**EXERCISE INPUT**
= = = =

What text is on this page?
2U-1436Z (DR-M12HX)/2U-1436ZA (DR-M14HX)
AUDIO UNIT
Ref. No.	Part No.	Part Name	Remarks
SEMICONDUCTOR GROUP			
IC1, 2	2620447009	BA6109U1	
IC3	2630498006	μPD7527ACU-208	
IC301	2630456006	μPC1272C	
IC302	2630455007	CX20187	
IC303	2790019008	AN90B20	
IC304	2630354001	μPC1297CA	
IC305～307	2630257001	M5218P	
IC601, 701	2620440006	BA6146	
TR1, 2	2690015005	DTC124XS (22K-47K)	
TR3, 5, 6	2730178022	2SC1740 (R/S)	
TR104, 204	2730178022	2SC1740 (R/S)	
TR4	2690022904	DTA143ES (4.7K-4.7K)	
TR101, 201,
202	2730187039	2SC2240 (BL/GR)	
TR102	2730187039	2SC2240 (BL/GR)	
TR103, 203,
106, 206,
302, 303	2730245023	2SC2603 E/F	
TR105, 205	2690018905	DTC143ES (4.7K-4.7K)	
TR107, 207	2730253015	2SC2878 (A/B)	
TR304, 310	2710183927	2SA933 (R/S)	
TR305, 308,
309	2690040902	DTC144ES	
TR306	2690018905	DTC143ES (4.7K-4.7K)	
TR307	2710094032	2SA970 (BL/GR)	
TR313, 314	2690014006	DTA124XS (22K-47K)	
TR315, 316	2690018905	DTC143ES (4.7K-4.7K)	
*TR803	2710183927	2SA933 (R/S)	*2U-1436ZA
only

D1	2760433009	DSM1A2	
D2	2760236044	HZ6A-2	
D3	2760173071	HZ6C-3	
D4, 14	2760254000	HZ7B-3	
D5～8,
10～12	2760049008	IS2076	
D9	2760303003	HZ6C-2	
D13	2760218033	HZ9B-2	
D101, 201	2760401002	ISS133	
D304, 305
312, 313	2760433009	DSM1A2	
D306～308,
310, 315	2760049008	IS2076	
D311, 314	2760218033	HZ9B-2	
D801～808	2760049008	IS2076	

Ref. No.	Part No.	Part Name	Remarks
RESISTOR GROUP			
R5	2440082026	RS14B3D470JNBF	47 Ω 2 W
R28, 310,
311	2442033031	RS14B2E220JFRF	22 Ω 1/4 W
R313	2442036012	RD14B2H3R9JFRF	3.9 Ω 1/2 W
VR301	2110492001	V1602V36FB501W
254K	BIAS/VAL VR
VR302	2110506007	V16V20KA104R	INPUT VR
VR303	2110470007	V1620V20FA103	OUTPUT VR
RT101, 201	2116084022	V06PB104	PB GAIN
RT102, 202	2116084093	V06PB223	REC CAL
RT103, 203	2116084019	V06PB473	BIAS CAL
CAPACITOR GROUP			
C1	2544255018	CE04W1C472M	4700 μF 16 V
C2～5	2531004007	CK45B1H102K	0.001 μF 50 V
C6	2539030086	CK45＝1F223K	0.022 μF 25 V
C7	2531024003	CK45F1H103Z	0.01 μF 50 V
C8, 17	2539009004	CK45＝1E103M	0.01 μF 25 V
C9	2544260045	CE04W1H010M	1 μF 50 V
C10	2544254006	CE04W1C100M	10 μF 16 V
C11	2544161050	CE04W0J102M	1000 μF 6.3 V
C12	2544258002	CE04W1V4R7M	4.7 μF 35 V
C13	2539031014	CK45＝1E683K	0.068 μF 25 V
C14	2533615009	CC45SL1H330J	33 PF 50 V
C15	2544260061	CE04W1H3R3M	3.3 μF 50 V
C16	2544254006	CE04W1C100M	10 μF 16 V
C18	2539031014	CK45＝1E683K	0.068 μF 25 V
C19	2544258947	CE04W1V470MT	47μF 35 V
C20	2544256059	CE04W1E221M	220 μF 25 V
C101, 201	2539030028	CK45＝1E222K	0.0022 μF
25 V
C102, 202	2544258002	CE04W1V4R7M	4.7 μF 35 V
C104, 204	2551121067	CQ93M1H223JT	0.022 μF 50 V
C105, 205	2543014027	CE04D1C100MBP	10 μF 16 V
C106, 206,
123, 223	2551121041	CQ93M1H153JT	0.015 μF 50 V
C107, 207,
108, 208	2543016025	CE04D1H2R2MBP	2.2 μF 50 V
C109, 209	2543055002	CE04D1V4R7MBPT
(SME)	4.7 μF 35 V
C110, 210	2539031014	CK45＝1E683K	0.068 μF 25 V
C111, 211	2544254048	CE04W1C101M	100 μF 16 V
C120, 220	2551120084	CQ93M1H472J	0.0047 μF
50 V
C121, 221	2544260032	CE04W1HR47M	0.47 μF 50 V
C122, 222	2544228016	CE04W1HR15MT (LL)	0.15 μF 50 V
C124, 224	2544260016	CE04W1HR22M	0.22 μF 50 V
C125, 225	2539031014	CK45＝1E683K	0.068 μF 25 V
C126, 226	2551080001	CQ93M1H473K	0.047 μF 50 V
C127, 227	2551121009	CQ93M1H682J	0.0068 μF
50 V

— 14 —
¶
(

= = = =

Going through the entries above line by line, work out how many lines include the word "BIAS". Only the number is required.

**TASK RESPONSE**
2